[Extracted data entries]
-------

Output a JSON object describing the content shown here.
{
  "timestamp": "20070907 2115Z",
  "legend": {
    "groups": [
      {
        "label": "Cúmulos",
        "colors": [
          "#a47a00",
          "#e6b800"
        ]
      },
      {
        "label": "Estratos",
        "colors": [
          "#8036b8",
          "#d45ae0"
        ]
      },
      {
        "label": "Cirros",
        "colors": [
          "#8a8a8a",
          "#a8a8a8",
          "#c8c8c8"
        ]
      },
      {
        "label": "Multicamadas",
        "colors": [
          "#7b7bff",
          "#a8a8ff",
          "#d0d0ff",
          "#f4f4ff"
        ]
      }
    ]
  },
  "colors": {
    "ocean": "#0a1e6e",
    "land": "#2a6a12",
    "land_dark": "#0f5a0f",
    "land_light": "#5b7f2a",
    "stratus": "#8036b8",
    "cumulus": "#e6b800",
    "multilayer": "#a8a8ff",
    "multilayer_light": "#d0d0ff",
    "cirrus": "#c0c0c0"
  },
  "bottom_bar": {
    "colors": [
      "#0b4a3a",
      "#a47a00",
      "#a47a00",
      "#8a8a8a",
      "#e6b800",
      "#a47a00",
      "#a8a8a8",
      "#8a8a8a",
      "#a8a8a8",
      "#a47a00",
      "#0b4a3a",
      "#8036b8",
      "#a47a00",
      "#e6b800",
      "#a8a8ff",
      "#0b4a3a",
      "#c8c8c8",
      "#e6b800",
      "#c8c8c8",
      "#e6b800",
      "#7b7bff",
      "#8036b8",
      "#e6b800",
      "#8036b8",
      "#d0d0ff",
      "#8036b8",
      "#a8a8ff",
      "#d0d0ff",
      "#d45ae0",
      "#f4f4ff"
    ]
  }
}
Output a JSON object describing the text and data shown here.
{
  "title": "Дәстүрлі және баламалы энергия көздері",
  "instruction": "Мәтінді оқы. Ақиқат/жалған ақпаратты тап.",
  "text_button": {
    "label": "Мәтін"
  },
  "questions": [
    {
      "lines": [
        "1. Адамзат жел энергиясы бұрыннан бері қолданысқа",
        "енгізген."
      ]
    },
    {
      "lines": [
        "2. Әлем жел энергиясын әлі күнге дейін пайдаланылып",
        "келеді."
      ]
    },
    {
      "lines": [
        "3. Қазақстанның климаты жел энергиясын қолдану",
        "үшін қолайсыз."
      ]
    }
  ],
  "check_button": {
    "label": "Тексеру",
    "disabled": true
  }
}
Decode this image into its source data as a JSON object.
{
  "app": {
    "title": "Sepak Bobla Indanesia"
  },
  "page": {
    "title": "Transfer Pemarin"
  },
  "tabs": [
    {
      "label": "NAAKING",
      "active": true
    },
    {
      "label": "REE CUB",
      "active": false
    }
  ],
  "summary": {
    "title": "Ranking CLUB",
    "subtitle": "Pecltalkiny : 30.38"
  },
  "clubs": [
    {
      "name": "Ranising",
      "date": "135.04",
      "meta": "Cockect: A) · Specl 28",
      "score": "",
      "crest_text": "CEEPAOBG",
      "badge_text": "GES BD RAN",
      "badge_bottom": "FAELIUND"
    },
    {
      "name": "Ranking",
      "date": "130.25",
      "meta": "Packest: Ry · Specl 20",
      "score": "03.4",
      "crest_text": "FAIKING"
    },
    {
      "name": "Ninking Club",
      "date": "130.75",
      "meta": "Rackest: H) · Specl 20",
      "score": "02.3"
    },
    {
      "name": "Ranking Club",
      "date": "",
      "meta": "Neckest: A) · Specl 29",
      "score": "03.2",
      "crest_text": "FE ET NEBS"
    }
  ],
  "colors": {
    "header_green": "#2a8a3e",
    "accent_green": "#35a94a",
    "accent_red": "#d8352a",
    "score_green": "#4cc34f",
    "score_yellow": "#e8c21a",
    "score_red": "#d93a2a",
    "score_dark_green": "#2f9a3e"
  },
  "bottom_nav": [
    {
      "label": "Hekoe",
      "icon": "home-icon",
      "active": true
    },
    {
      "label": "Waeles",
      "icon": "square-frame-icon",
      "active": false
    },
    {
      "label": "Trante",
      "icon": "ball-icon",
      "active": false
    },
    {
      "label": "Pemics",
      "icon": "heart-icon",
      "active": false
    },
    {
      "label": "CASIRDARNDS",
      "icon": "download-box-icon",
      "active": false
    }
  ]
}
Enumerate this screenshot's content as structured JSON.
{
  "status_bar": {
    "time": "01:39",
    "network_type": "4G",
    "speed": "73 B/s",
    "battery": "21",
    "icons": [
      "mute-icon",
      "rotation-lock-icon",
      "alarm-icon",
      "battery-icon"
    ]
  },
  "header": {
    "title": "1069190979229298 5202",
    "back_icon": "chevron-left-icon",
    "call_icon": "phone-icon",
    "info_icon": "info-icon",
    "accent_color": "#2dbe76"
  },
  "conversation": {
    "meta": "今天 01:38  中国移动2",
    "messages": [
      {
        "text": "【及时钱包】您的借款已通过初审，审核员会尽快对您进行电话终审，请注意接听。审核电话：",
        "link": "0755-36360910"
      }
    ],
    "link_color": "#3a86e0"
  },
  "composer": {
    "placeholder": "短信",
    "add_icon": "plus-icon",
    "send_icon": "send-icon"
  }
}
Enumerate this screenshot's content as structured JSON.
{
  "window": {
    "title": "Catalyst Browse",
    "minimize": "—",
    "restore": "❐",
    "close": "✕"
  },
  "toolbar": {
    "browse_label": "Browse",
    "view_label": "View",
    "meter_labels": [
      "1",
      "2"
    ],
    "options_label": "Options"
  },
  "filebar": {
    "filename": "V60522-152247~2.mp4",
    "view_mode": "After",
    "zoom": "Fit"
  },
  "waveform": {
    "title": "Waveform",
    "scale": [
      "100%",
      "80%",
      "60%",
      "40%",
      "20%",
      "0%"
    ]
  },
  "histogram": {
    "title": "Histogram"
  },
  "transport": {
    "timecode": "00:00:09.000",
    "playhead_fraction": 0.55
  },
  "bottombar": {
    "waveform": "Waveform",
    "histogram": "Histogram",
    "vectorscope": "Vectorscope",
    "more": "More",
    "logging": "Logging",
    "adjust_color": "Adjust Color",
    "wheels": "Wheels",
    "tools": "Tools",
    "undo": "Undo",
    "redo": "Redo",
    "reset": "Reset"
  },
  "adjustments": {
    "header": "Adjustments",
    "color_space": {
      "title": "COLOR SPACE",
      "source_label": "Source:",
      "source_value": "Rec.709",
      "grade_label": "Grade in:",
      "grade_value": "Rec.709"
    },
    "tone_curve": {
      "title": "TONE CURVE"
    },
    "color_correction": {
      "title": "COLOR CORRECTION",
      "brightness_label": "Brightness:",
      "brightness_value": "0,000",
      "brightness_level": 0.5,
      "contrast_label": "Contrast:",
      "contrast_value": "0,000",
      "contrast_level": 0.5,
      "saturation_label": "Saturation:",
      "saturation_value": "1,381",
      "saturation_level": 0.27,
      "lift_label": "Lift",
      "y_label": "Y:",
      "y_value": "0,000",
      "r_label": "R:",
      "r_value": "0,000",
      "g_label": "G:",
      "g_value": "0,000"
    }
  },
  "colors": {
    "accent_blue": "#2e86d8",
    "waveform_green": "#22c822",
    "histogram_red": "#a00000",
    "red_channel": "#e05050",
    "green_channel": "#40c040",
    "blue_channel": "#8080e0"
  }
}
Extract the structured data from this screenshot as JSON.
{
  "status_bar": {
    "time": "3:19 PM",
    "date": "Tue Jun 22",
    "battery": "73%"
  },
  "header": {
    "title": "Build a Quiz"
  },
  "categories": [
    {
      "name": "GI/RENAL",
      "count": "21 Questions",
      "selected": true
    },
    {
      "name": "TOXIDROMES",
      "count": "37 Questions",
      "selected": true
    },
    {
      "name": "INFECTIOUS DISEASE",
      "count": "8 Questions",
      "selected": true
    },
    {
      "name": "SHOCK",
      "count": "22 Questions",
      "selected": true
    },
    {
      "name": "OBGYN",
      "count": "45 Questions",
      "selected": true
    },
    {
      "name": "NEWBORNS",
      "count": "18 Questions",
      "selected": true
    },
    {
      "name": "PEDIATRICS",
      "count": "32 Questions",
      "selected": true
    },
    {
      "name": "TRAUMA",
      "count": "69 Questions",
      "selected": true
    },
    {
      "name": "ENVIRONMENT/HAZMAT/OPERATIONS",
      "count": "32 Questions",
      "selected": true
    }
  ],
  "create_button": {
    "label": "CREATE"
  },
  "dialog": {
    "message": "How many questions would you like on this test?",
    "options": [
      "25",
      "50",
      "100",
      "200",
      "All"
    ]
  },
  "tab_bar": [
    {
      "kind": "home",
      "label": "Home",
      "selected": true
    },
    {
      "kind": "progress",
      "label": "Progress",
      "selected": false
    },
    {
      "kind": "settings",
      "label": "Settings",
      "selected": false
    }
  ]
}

-------

- _REQUIRED TASK_
Filter out all lines lacking the word "describing" and copy the rest.

- _WORKED ANSWER_
Output a JSON object describing the content shown here.
Output a JSON object describing the text and data shown here.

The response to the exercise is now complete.